§ The task: Where a line holds the word "Este", copy that line from the data below.

§ Records provided:
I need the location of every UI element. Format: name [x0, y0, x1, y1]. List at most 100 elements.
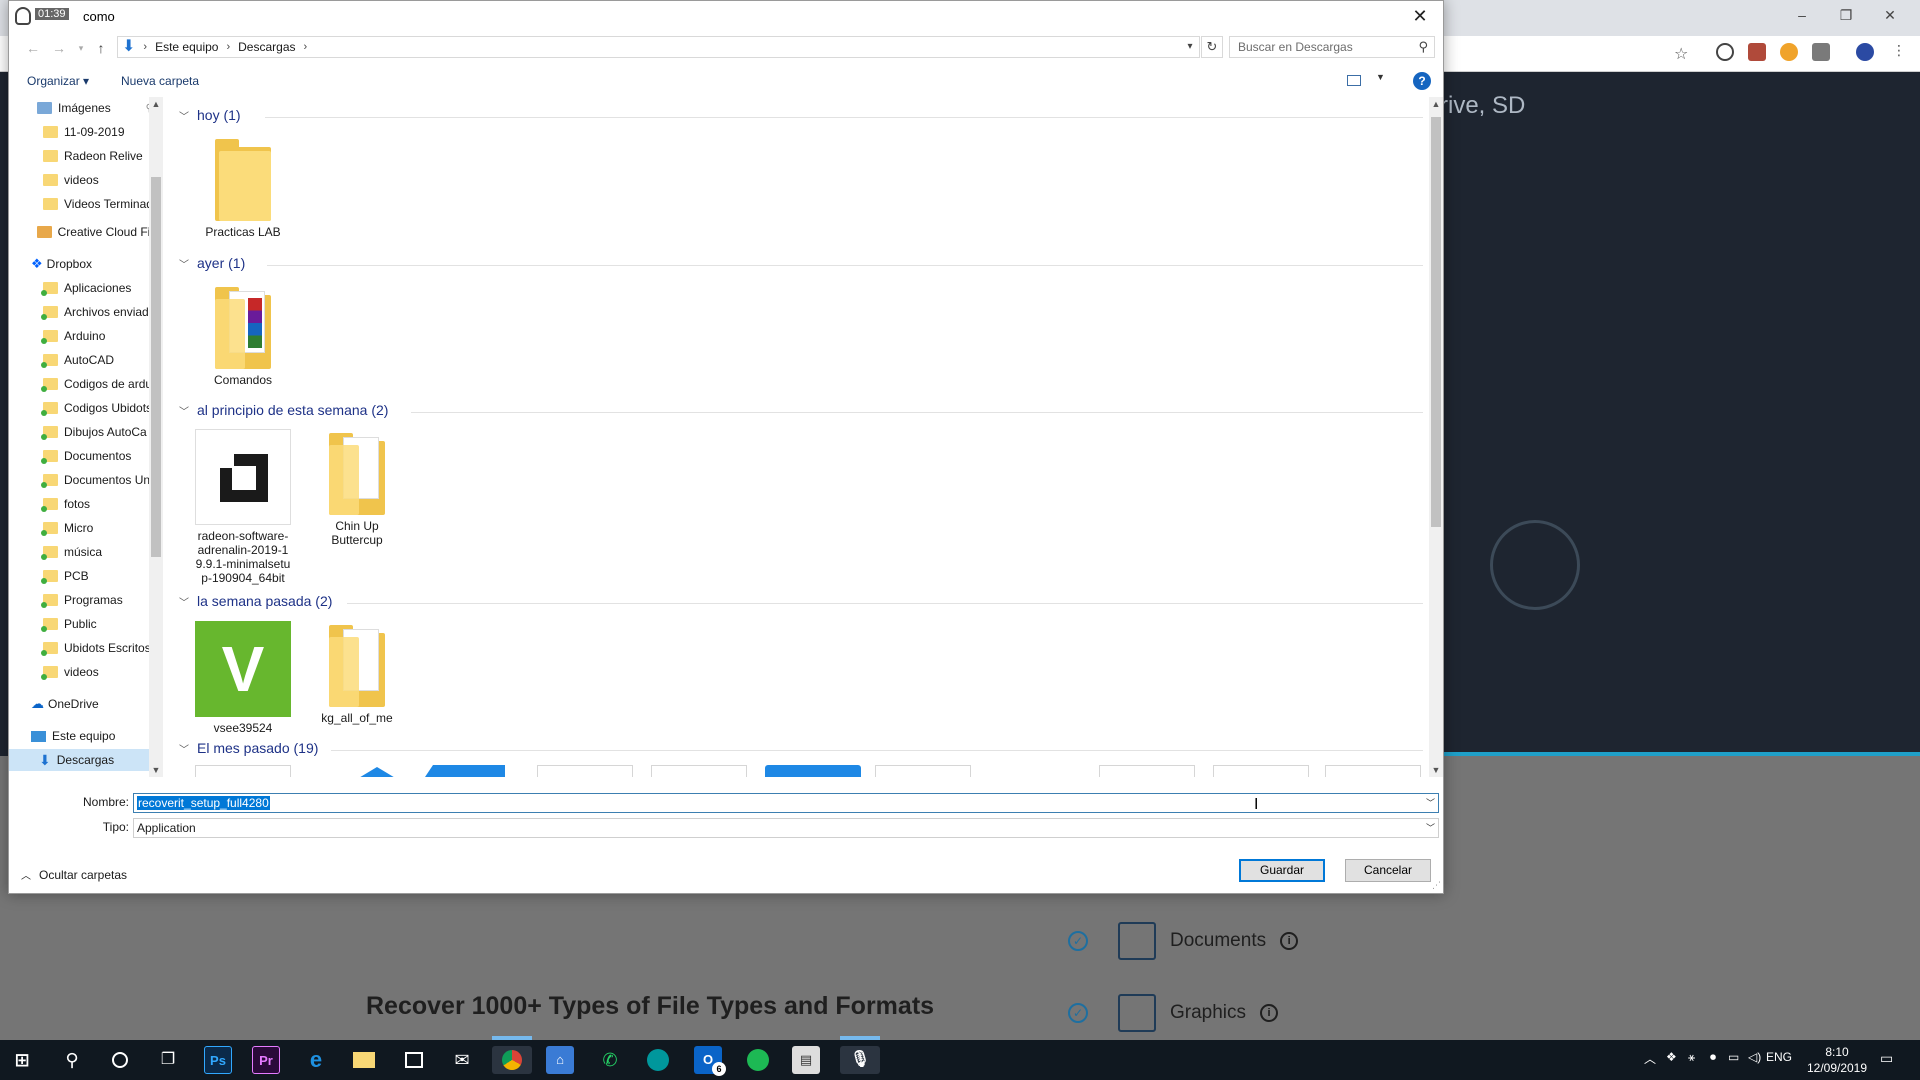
address-dropdown-icon[interactable]: ▾ — [1181, 36, 1199, 58]
outlook-icon[interactable]: O6 — [694, 1046, 726, 1076]
chevron-down-icon[interactable]: ﹀ — [179, 403, 189, 418]
group-header-ayer[interactable]: ﹀ ayer (1) — [179, 255, 245, 271]
file-thumb[interactable] — [195, 765, 291, 777]
nav-scroll-thumb[interactable] — [151, 177, 161, 557]
sidebar-item-pcb[interactable]: PCB — [9, 565, 153, 587]
forward-arrow-icon[interactable]: → — [49, 38, 69, 58]
chevron-down-icon[interactable]: ﹀ — [179, 256, 189, 271]
filetype-select[interactable]: Application ﹀ — [133, 818, 1439, 838]
file-thumb[interactable] — [425, 765, 505, 777]
file-thumb[interactable] — [651, 765, 747, 777]
file-thumb[interactable] — [1325, 765, 1421, 777]
address-bar[interactable]: ⬇ › Este equipo › Descargas › — [117, 36, 1200, 58]
sidebar-item-creative-cloud[interactable]: Creative Cloud Fil — [9, 221, 153, 243]
extension-icon[interactable] — [1780, 43, 1798, 61]
group-header-semana-pasada[interactable]: ﹀ la semana pasada (2) — [179, 593, 332, 609]
file-thumb[interactable] — [875, 765, 971, 777]
sidebar-item-11-09-2019[interactable]: 11-09-2019 — [9, 121, 153, 143]
content-scrollbar[interactable]: ▲ ▼ — [1429, 97, 1443, 777]
scroll-down-icon[interactable]: ▼ — [149, 765, 163, 775]
restore-icon[interactable]: ❐ — [1826, 4, 1866, 26]
sidebar-item-arduino[interactable]: Arduino — [9, 325, 153, 347]
spotify-icon[interactable] — [744, 1046, 772, 1074]
info-icon[interactable]: i — [1260, 1004, 1279, 1022]
photoshop-icon[interactable]: Ps — [204, 1046, 232, 1074]
file-thumb[interactable] — [537, 765, 633, 777]
view-options-icon[interactable] — [1347, 75, 1361, 86]
bookmark-star-icon[interactable]: ☆ — [1674, 44, 1688, 64]
sidebar-item-autocad[interactable]: AutoCAD — [9, 349, 153, 371]
file-thumb[interactable] — [1099, 765, 1195, 777]
info-icon[interactable]: i — [1280, 932, 1299, 950]
file-comandos[interactable]: Comandos — [195, 287, 291, 387]
save-button[interactable]: Guardar — [1239, 859, 1325, 882]
whatsapp-icon[interactable]: ✆ — [596, 1046, 624, 1074]
sidebar-item-dropbox[interactable]: ❖ Dropbox — [9, 253, 153, 275]
scroll-up-icon[interactable]: ▲ — [149, 99, 163, 109]
sidebar-item-imagenes[interactable]: Imágenes⚲ — [9, 97, 153, 119]
organize-button[interactable]: Organizar ▾ — [27, 74, 89, 88]
task-view-icon[interactable]: ❐ — [154, 1046, 182, 1074]
clock[interactable]: 8:10 12/09/2019 — [1802, 1044, 1872, 1076]
content-scroll-thumb[interactable] — [1431, 117, 1441, 527]
sidebar-item-este-equipo[interactable]: Este equipo — [9, 725, 153, 747]
minimize-icon[interactable]: – — [1782, 4, 1822, 26]
cortana-icon[interactable] — [106, 1046, 134, 1074]
filename-input[interactable]: recoverit_setup_full4280 ﹀ — [133, 793, 1439, 813]
sidebar-item-fotos[interactable]: fotos — [9, 493, 153, 515]
search-icon[interactable]: ⚲ — [1418, 39, 1428, 55]
scroll-down-icon[interactable]: ▼ — [1429, 765, 1443, 775]
show-hidden-icons[interactable]: ︿ — [1644, 1050, 1656, 1067]
chevron-down-icon[interactable]: ﹀ — [1426, 819, 1435, 837]
up-arrow-icon[interactable]: ↑ — [91, 38, 111, 58]
recent-dropdown-icon[interactable]: ▾ — [71, 38, 91, 58]
chrome-icon[interactable] — [492, 1046, 532, 1074]
sidebar-item-ubidots-escritos[interactable]: Ubidots Escritos — [9, 637, 153, 659]
sidebar-item-programas[interactable]: Programas — [9, 589, 153, 611]
edge-icon[interactable]: e — [302, 1046, 330, 1074]
network-tray-icon[interactable]: ▭ — [1728, 1050, 1739, 1064]
group-header-hoy[interactable]: ﹀ hoy (1) — [179, 107, 241, 123]
cast-extension-icon[interactable] — [1812, 43, 1830, 61]
breadcrumb-descargas[interactable]: Descargas — [238, 40, 295, 54]
store-icon[interactable] — [400, 1046, 428, 1074]
breadcrumb-sep-icon[interactable]: › — [304, 41, 308, 53]
new-folder-button[interactable]: Nueva carpeta — [121, 74, 199, 88]
pdf-extension-icon[interactable] — [1748, 43, 1766, 61]
sidebar-item-dibujos-autocad[interactable]: Dibujos AutoCa — [9, 421, 153, 443]
sidebar-item-micro[interactable]: Micro — [9, 517, 153, 539]
volume-icon[interactable]: ◁) — [1748, 1050, 1761, 1064]
action-center-icon[interactable]: ▭ — [1880, 1050, 1893, 1067]
file-thumb[interactable] — [357, 767, 397, 777]
file-radeon-software[interactable]: radeon-software-adrenalin-2019-19.9.1-mi… — [195, 429, 291, 585]
dropbox-tray-icon[interactable]: ❖ — [1666, 1050, 1677, 1064]
breadcrumb-sep-icon[interactable]: › — [226, 41, 230, 53]
sidebar-item-documentos-un[interactable]: Documentos Un — [9, 469, 153, 491]
file-practicas-lab[interactable]: Practicas LAB — [195, 139, 291, 239]
usb-tray-icon[interactable]: ⚹ — [1688, 1050, 1695, 1065]
sidebar-item-archivos-enviados[interactable]: Archivos enviad — [9, 301, 153, 323]
menu-kebab-icon[interactable]: ⋮ — [1892, 42, 1906, 59]
file-thumb[interactable] — [765, 765, 861, 777]
help-icon[interactable]: ? — [1413, 72, 1431, 90]
filename-value[interactable]: recoverit_setup_full4280 — [137, 796, 270, 810]
sidebar-item-onedrive[interactable]: ☁ OneDrive — [9, 693, 153, 715]
chevron-down-icon[interactable]: ﹀ — [179, 741, 189, 756]
sidebar-item-codigos-arduino[interactable]: Codigos de ardu — [9, 373, 153, 395]
language-indicator[interactable]: ENG — [1766, 1050, 1792, 1064]
group-header-esta-semana[interactable]: ﹀ al principio de esta semana (2) — [179, 402, 388, 418]
sidebar-item-documentos[interactable]: Documentos — [9, 445, 153, 467]
sidebar-item-aplicaciones[interactable]: Aplicaciones — [9, 277, 153, 299]
recorder-icon[interactable]: 🎙 — [840, 1046, 880, 1074]
file-vsee[interactable]: V vsee39524 — [195, 621, 291, 735]
group-header-mes-pasado[interactable]: ﹀ El mes pasado (19) — [179, 740, 318, 756]
breadcrumb-este-equipo[interactable]: Este equipo — [155, 40, 218, 54]
arduino-icon[interactable] — [644, 1046, 672, 1074]
sidebar-item-videos-dropbox[interactable]: videos — [9, 661, 153, 683]
mail-icon[interactable]: ✉ — [448, 1046, 476, 1074]
premiere-icon[interactable]: Pr — [252, 1046, 280, 1074]
block-extension-icon[interactable] — [1716, 43, 1734, 61]
chevron-down-icon[interactable]: ﹀ — [1426, 794, 1435, 812]
sidebar-item-musica[interactable]: música — [9, 541, 153, 563]
hide-folders-button[interactable]: ︿ Ocultar carpetas — [21, 867, 127, 883]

§ Reply to the task:
address-bar[interactable]: ⬇ › Este equipo › Descargas › — [117, 36, 1200, 58]
sidebar-item-este-equipo[interactable]: Este equipo — [9, 725, 153, 747]
breadcrumb-este-equipo[interactable]: Este equipo — [155, 40, 218, 54]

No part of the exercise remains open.